TASK REQUIREMENTS:
Write out the data below in full, unchanged, minus the images.
--- begin ---
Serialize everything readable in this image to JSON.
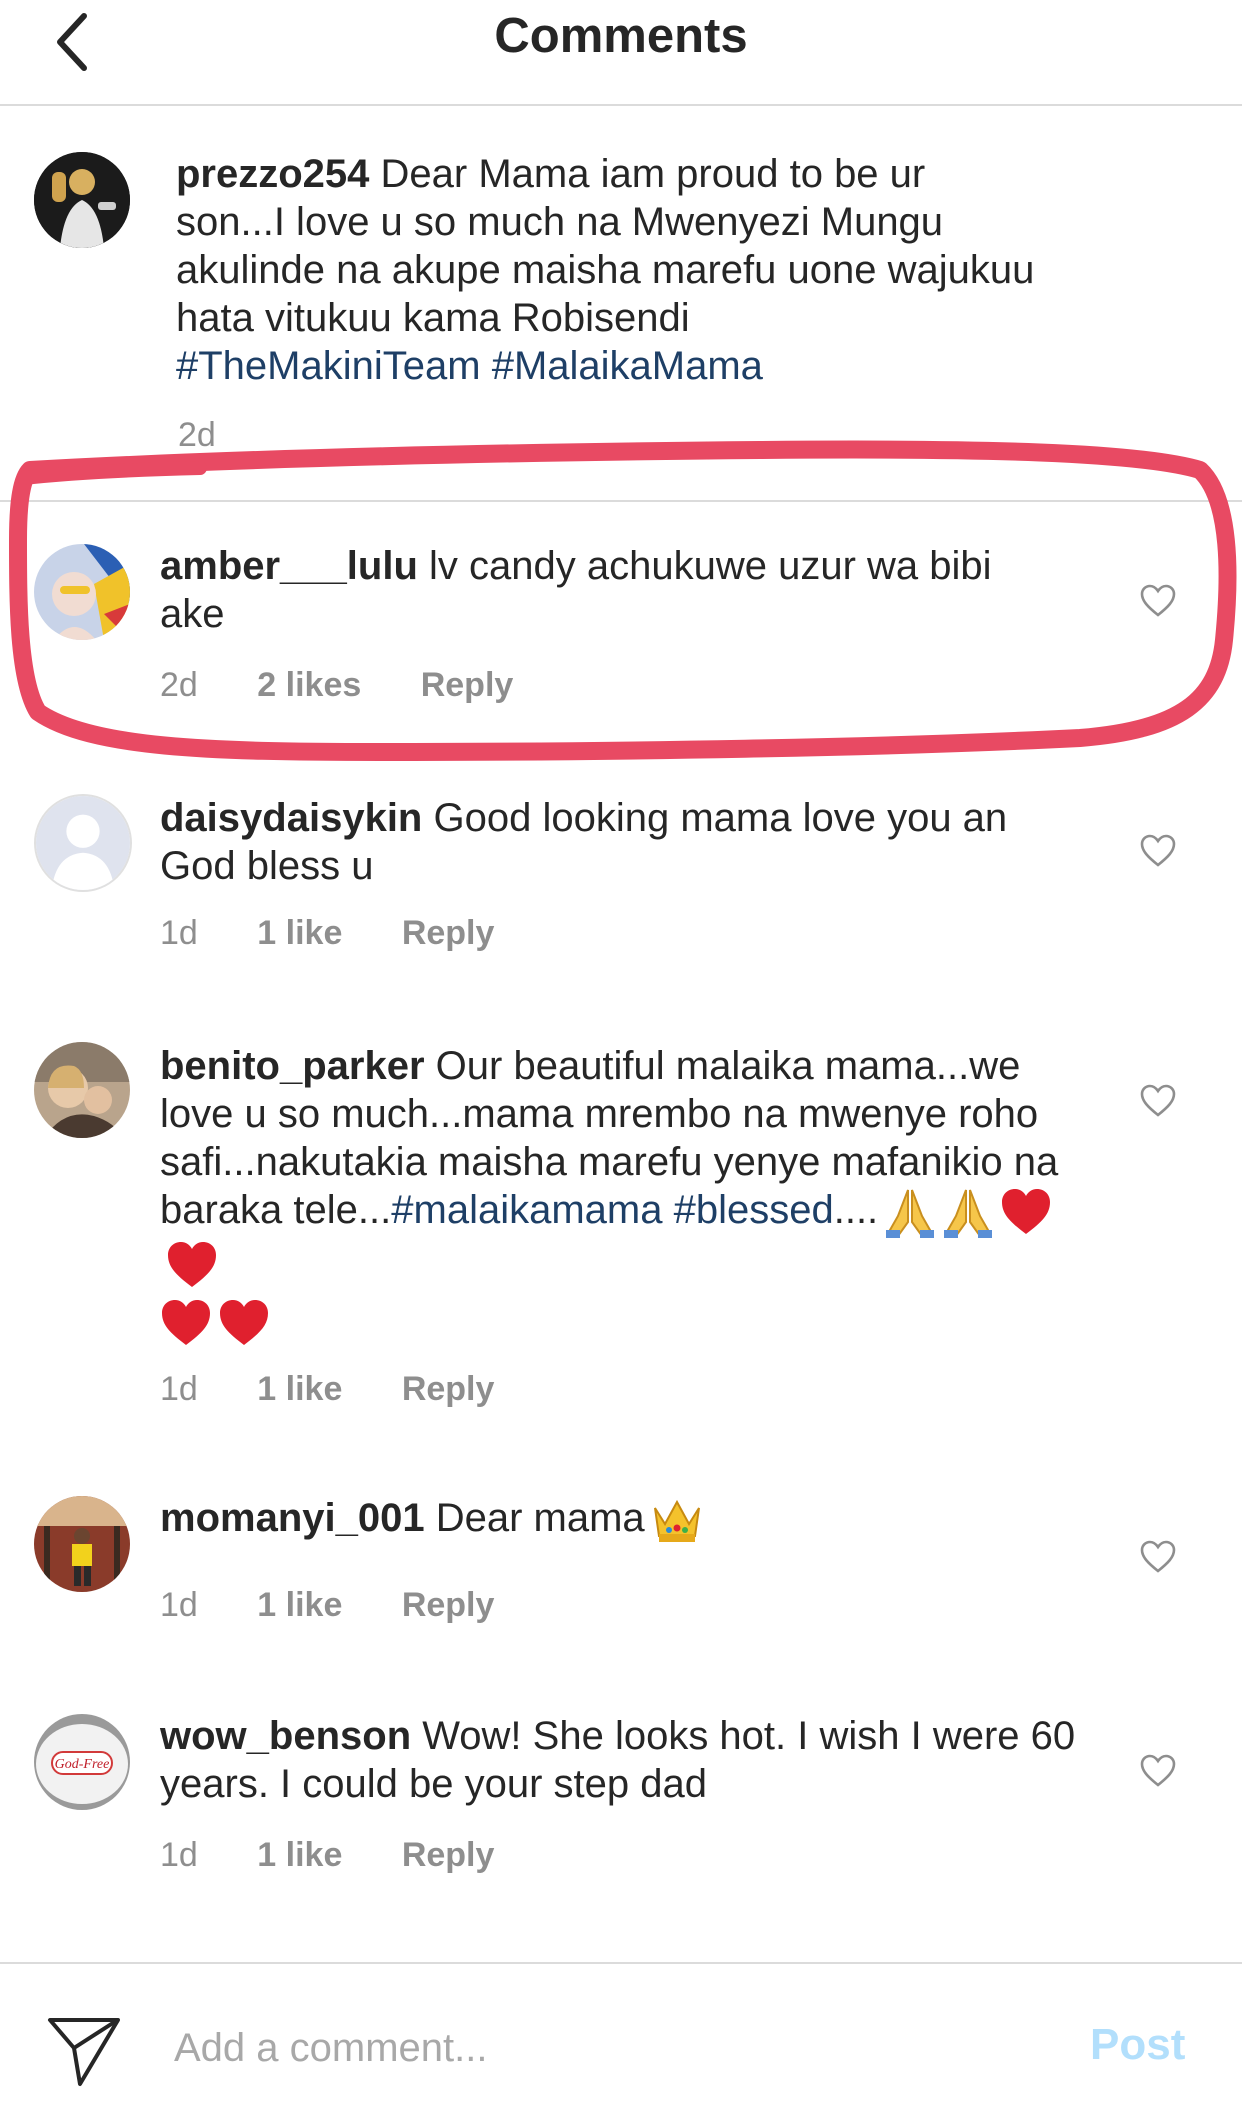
{
  "header": {
    "title": "Comments"
  },
  "caption": {
    "username": "prezzo254",
    "text": "Dear Mama iam proud to be ur son...I love u so much na Mwenyezi Mungu akulinde na akupe maisha marefu uone wajukuu hata vitukuu kama Robisendi",
    "hashtags": [
      "#TheMakiniTeam",
      "#MalaikaMama"
    ],
    "time": "2d"
  },
  "comments": [
    {
      "username": "amber___lulu",
      "text": "lv candy achukuwe uzur wa bibi ake",
      "time": "2d",
      "likes": "2 likes",
      "reply": "Reply",
      "highlighted": true
    },
    {
      "username": "daisydaisykin",
      "text": "Good looking mama love you an God bless u",
      "time": "1d",
      "likes": "1 like",
      "reply": "Reply"
    },
    {
      "username": "benito_parker",
      "text_a": "Our beautiful malaika mama...we love u so much...mama mrembo na mwenye roho safi...nakutakia maisha marefu yenye mafanikio na baraka tele...",
      "hashtag_1": "#malaikamama",
      "hashtag_2": "#blessed",
      "text_b": "....",
      "emojis": [
        "folded-hands",
        "folded-hands",
        "red-heart",
        "red-heart",
        "red-heart",
        "red-heart"
      ],
      "time": "1d",
      "likes": "1 like",
      "reply": "Reply"
    },
    {
      "username": "momanyi_001",
      "text": "Dear mama",
      "emojis": [
        "crown"
      ],
      "time": "1d",
      "likes": "1 like",
      "reply": "Reply"
    },
    {
      "username": "wow_benson",
      "text": "Wow! She looks hot. I wish I were 60 years. I could be your step dad",
      "avatar_text": "God-Free",
      "time": "1d",
      "likes": "1 like",
      "reply": "Reply"
    }
  ],
  "footer": {
    "placeholder": "Add a comment...",
    "post_label": "Post"
  },
  "colors": {
    "hashtag": "#1e3f66",
    "meta": "#8e8e8e",
    "post_disabled": "#b2dffc",
    "annotation_stroke": "#e84a63"
  }
}
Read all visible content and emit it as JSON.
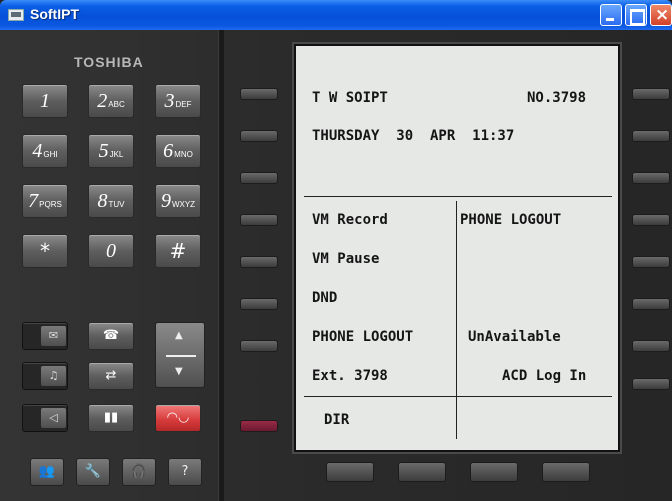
{
  "window": {
    "title": "SoftIPT"
  },
  "brand": "TOSHIBA",
  "keypad": {
    "keys": [
      {
        "digit": "1",
        "letters": ""
      },
      {
        "digit": "2",
        "letters": "ABC"
      },
      {
        "digit": "3",
        "letters": "DEF"
      },
      {
        "digit": "4",
        "letters": "GHI"
      },
      {
        "digit": "5",
        "letters": "JKL"
      },
      {
        "digit": "6",
        "letters": "MNO"
      },
      {
        "digit": "7",
        "letters": "PQRS"
      },
      {
        "digit": "8",
        "letters": "TUV"
      },
      {
        "digit": "9",
        "letters": "WXYZ"
      },
      {
        "digit": "*",
        "letters": ""
      },
      {
        "digit": "0",
        "letters": ""
      },
      {
        "digit": "#",
        "letters": ""
      }
    ]
  },
  "display": {
    "line1_left": "T W SOIPT",
    "line1_right": "NO.3798",
    "date_line": "THURSDAY  30  APR  11:37",
    "left_items": [
      "VM Record",
      "VM Pause",
      "DND",
      "PHONE LOGOUT",
      "Ext. 3798"
    ],
    "right_items": [
      "PHONE LOGOUT",
      "UnAvailable",
      "ACD Log In"
    ],
    "bottom": "DIR"
  },
  "icons": {
    "message": "✉",
    "mic": "&#9901;",
    "speaker": "◁",
    "up_arrow": "▲",
    "down_arrow": "▼",
    "help": "?"
  }
}
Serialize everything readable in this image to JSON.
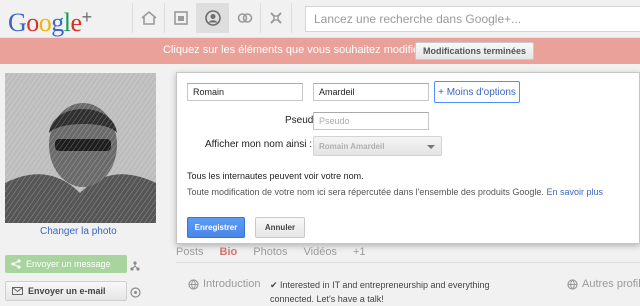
{
  "brand": {
    "logo_letters": [
      "G",
      "o",
      "o",
      "g",
      "l",
      "e"
    ],
    "logo_colors": [
      "#3b66c4",
      "#d93025",
      "#f4b400",
      "#3b66c4",
      "#0f9d58",
      "#d93025"
    ],
    "logo_plus": "+"
  },
  "topbar": {
    "nav_icons": [
      "home-icon",
      "photos-icon",
      "profile-icon",
      "circles-icon",
      "games-icon"
    ],
    "search_placeholder": "Lancez une recherche dans Google+..."
  },
  "banner": {
    "text": "Cliquez sur les éléments que vous souhaitez modifier.",
    "done_button": "Modifications terminées",
    "color": "#e9a199"
  },
  "sidebar": {
    "change_photo": "Changer la photo",
    "message_button": "Envoyer un message",
    "email_button": "Envoyer un e-mail"
  },
  "dialog": {
    "first_name": "Romain",
    "last_name": "Amardeil",
    "less_options": "+ Moins d'options",
    "nickname_label": "Pseudo :",
    "nickname_placeholder": "Pseudo",
    "display_label": "Afficher mon nom ainsi :",
    "display_value": "Romain Amardeil",
    "public_note": "Tous les internautes peuvent voir votre nom.",
    "notice": "Toute modification de votre nom ici sera répercutée dans l'ensemble des produits Google.",
    "learn_more": "En savoir plus",
    "save_button": "Enregistrer",
    "cancel_button": "Annuler",
    "accent": "#4d90fe"
  },
  "tabs": [
    {
      "label": "Posts",
      "active": false
    },
    {
      "label": "Bio",
      "active": true
    },
    {
      "label": "Photos",
      "active": false
    },
    {
      "label": "Vidéos",
      "active": false
    },
    {
      "label": "+1",
      "active": false
    }
  ],
  "bio": {
    "intro_label": "Introduction",
    "intro_text": "✔ Interested in IT and entrepreneurship and everything connected. Let's have a talk!",
    "other_profiles": "Autres profils"
  }
}
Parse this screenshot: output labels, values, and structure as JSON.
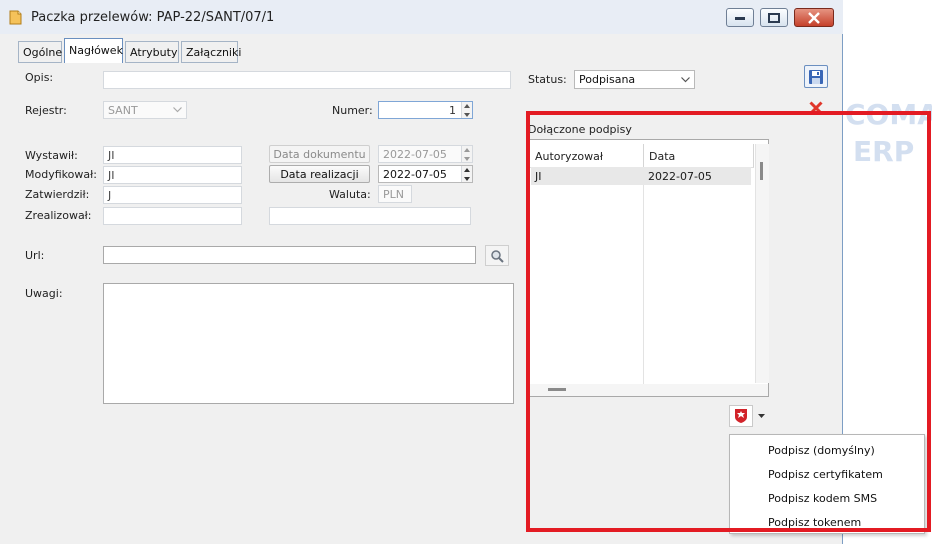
{
  "window": {
    "title": "Paczka przelewów: PAP-22/SANT/07/1"
  },
  "tabs": [
    {
      "label": "Ogólne"
    },
    {
      "label": "Nagłówek"
    },
    {
      "label": "Atrybuty"
    },
    {
      "label": "Załączniki"
    }
  ],
  "form": {
    "opis": {
      "label": "Opis:",
      "value": ""
    },
    "status": {
      "label": "Status:",
      "value": "Podpisana"
    },
    "rejestr": {
      "label": "Rejestr:",
      "value": "SANT"
    },
    "numer": {
      "label": "Numer:",
      "value": "1"
    },
    "wystawil": {
      "label": "Wystawił:",
      "value": "JI"
    },
    "modyfikowal": {
      "label": "Modyfikował:",
      "value": "JI"
    },
    "zatwierdzil": {
      "label": "Zatwierdził:",
      "value": "J"
    },
    "zrealizowal": {
      "label": "Zrealizował:",
      "value": ""
    },
    "data_dokumentu": {
      "button": "Data dokumentu",
      "value": "2022-07-05"
    },
    "data_realizacji": {
      "button": "Data realizacji",
      "value": "2022-07-05"
    },
    "waluta": {
      "label": "Waluta:",
      "value": "PLN"
    },
    "url": {
      "label": "Url:",
      "value": ""
    },
    "uwagi": {
      "label": "Uwagi:",
      "value": ""
    }
  },
  "signatures": {
    "title": "Dołączone podpisy",
    "columns": [
      "Autoryzował",
      "Data"
    ],
    "rows": [
      {
        "autoryzowal": "JI",
        "data": "2022-07-05"
      }
    ]
  },
  "context_menu": {
    "items": [
      {
        "label": "Podpisz (domyślny)"
      },
      {
        "label": "Podpisz certyfikatem"
      },
      {
        "label": "Podpisz kodem SMS"
      },
      {
        "label": "Podpisz tokenem"
      }
    ]
  },
  "background_watermark": {
    "line1": "COMA",
    "line2": "ERP"
  },
  "icons": {
    "app": "document-package-icon",
    "save": "floppy-disk-icon",
    "cancel": "red-x-icon",
    "search": "magnifier-icon",
    "sign": "eagle-emblem-icon"
  },
  "colors": {
    "accent": "#e31b23",
    "title_bar": "#e8edf5",
    "window_bg": "#f0f0f0"
  }
}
--- end ---
FULL ANSWER:
Serialize everything readable in this image to JSON.
{
  "header": {
    "title": "Comments"
  },
  "caption": {
    "username": "prezzo254",
    "text": "Dear Mama iam proud to be ur son...I love u so much na Mwenyezi Mungu akulinde na akupe maisha marefu uone wajukuu hata vitukuu kama Robisendi",
    "hashtags": [
      "#TheMakiniTeam",
      "#MalaikaMama"
    ],
    "time": "2d"
  },
  "comments": [
    {
      "username": "amber___lulu",
      "text": "lv candy achukuwe uzur wa bibi ake",
      "time": "2d",
      "likes": "2 likes",
      "reply": "Reply",
      "highlighted": true
    },
    {
      "username": "daisydaisykin",
      "text": "Good looking mama love you an God bless u",
      "time": "1d",
      "likes": "1 like",
      "reply": "Reply"
    },
    {
      "username": "benito_parker",
      "text_a": "Our beautiful malaika mama...we love u so much...mama mrembo na mwenye roho safi...nakutakia maisha marefu yenye mafanikio na baraka tele...",
      "hashtag_1": "#malaikamama",
      "hashtag_2": "#blessed",
      "text_b": "....",
      "emojis": [
        "folded-hands",
        "folded-hands",
        "red-heart",
        "red-heart",
        "red-heart",
        "red-heart"
      ],
      "time": "1d",
      "likes": "1 like",
      "reply": "Reply"
    },
    {
      "username": "momanyi_001",
      "text": "Dear mama",
      "emojis": [
        "crown"
      ],
      "time": "1d",
      "likes": "1 like",
      "reply": "Reply"
    },
    {
      "username": "wow_benson",
      "text": "Wow! She looks hot. I wish I were 60 years. I could be your step dad",
      "avatar_text": "God-Free",
      "time": "1d",
      "likes": "1 like",
      "reply": "Reply"
    }
  ],
  "footer": {
    "placeholder": "Add a comment...",
    "post_label": "Post"
  },
  "colors": {
    "hashtag": "#1e3f66",
    "meta": "#8e8e8e",
    "post_disabled": "#b2dffc",
    "annotation_stroke": "#e84a63"
  }
}
Read all visible content and emit it as JSON.
{
  "window": {
    "title": "SoftIPT"
  },
  "brand": "TOSHIBA",
  "keypad": {
    "keys": [
      {
        "digit": "1",
        "letters": ""
      },
      {
        "digit": "2",
        "letters": "ABC"
      },
      {
        "digit": "3",
        "letters": "DEF"
      },
      {
        "digit": "4",
        "letters": "GHI"
      },
      {
        "digit": "5",
        "letters": "JKL"
      },
      {
        "digit": "6",
        "letters": "MNO"
      },
      {
        "digit": "7",
        "letters": "PQRS"
      },
      {
        "digit": "8",
        "letters": "TUV"
      },
      {
        "digit": "9",
        "letters": "WXYZ"
      },
      {
        "digit": "*",
        "letters": ""
      },
      {
        "digit": "0",
        "letters": ""
      },
      {
        "digit": "#",
        "letters": ""
      }
    ]
  },
  "display": {
    "line1_left": "T W SOIPT",
    "line1_right": "NO.3798",
    "date_line": "THURSDAY  30  APR  11:37",
    "left_items": [
      "VM Record",
      "VM Pause",
      "DND",
      "PHONE LOGOUT",
      "Ext. 3798"
    ],
    "right_items": [
      "PHONE LOGOUT",
      "UnAvailable",
      "ACD Log In"
    ],
    "bottom": "DIR"
  },
  "icons": {
    "message": "✉",
    "mic": "&#9901;",
    "speaker": "◁",
    "up_arrow": "▲",
    "down_arrow": "▼",
    "help": "?"
  }
}
Serialize everything readable in this image to JSON.
{
  "brand": {
    "logo_letters": [
      "G",
      "o",
      "o",
      "g",
      "l",
      "e"
    ],
    "logo_colors": [
      "#3b66c4",
      "#d93025",
      "#f4b400",
      "#3b66c4",
      "#0f9d58",
      "#d93025"
    ],
    "logo_plus": "+"
  },
  "topbar": {
    "nav_icons": [
      "home-icon",
      "photos-icon",
      "profile-icon",
      "circles-icon",
      "games-icon"
    ],
    "search_placeholder": "Lancez une recherche dans Google+..."
  },
  "banner": {
    "text": "Cliquez sur les éléments que vous souhaitez modifier.",
    "done_button": "Modifications terminées",
    "color": "#e9a199"
  },
  "sidebar": {
    "change_photo": "Changer la photo",
    "message_button": "Envoyer un message",
    "email_button": "Envoyer un e-mail"
  },
  "dialog": {
    "first_name": "Romain",
    "last_name": "Amardeil",
    "less_options": "+ Moins d'options",
    "nickname_label": "Pseudo :",
    "nickname_placeholder": "Pseudo",
    "display_label": "Afficher mon nom ainsi :",
    "display_value": "Romain Amardeil",
    "public_note": "Tous les internautes peuvent voir votre nom.",
    "notice": "Toute modification de votre nom ici sera répercutée dans l'ensemble des produits Google.",
    "learn_more": "En savoir plus",
    "save_button": "Enregistrer",
    "cancel_button": "Annuler",
    "accent": "#4d90fe"
  },
  "tabs": [
    {
      "label": "Posts",
      "active": false
    },
    {
      "label": "Bio",
      "active": true
    },
    {
      "label": "Photos",
      "active": false
    },
    {
      "label": "Vidéos",
      "active": false
    },
    {
      "label": "+1",
      "active": false
    }
  ],
  "bio": {
    "intro_label": "Introduction",
    "intro_text": "✔ Interested in IT and entrepreneurship and everything connected. Let's have a talk!",
    "other_profiles": "Autres profils"
  }
}
Parse this screenshot: output labels, values, and structure as JSON.
{
  "window": {
    "title": "Paczka przelewów: PAP-22/SANT/07/1"
  },
  "tabs": [
    {
      "label": "Ogólne"
    },
    {
      "label": "Nagłówek"
    },
    {
      "label": "Atrybuty"
    },
    {
      "label": "Załączniki"
    }
  ],
  "form": {
    "opis": {
      "label": "Opis:",
      "value": ""
    },
    "status": {
      "label": "Status:",
      "value": "Podpisana"
    },
    "rejestr": {
      "label": "Rejestr:",
      "value": "SANT"
    },
    "numer": {
      "label": "Numer:",
      "value": "1"
    },
    "wystawil": {
      "label": "Wystawił:",
      "value": "JI"
    },
    "modyfikowal": {
      "label": "Modyfikował:",
      "value": "JI"
    },
    "zatwierdzil": {
      "label": "Zatwierdził:",
      "value": "J"
    },
    "zrealizowal": {
      "label": "Zrealizował:",
      "value": ""
    },
    "data_dokumentu": {
      "button": "Data dokumentu",
      "value": "2022-07-05"
    },
    "data_realizacji": {
      "button": "Data realizacji",
      "value": "2022-07-05"
    },
    "waluta": {
      "label": "Waluta:",
      "value": "PLN"
    },
    "url": {
      "label": "Url:",
      "value": ""
    },
    "uwagi": {
      "label": "Uwagi:",
      "value": ""
    }
  },
  "signatures": {
    "title": "Dołączone podpisy",
    "columns": [
      "Autoryzował",
      "Data"
    ],
    "rows": [
      {
        "autoryzowal": "JI",
        "data": "2022-07-05"
      }
    ]
  },
  "context_menu": {
    "items": [
      {
        "label": "Podpisz (domyślny)"
      },
      {
        "label": "Podpisz certyfikatem"
      },
      {
        "label": "Podpisz kodem SMS"
      },
      {
        "label": "Podpisz tokenem"
      }
    ]
  },
  "background_watermark": {
    "line1": "COMA",
    "line2": "ERP"
  },
  "icons": {
    "app": "document-package-icon",
    "save": "floppy-disk-icon",
    "cancel": "red-x-icon",
    "search": "magnifier-icon",
    "sign": "eagle-emblem-icon"
  },
  "colors": {
    "accent": "#e31b23",
    "title_bar": "#e8edf5",
    "window_bg": "#f0f0f0"
  }
}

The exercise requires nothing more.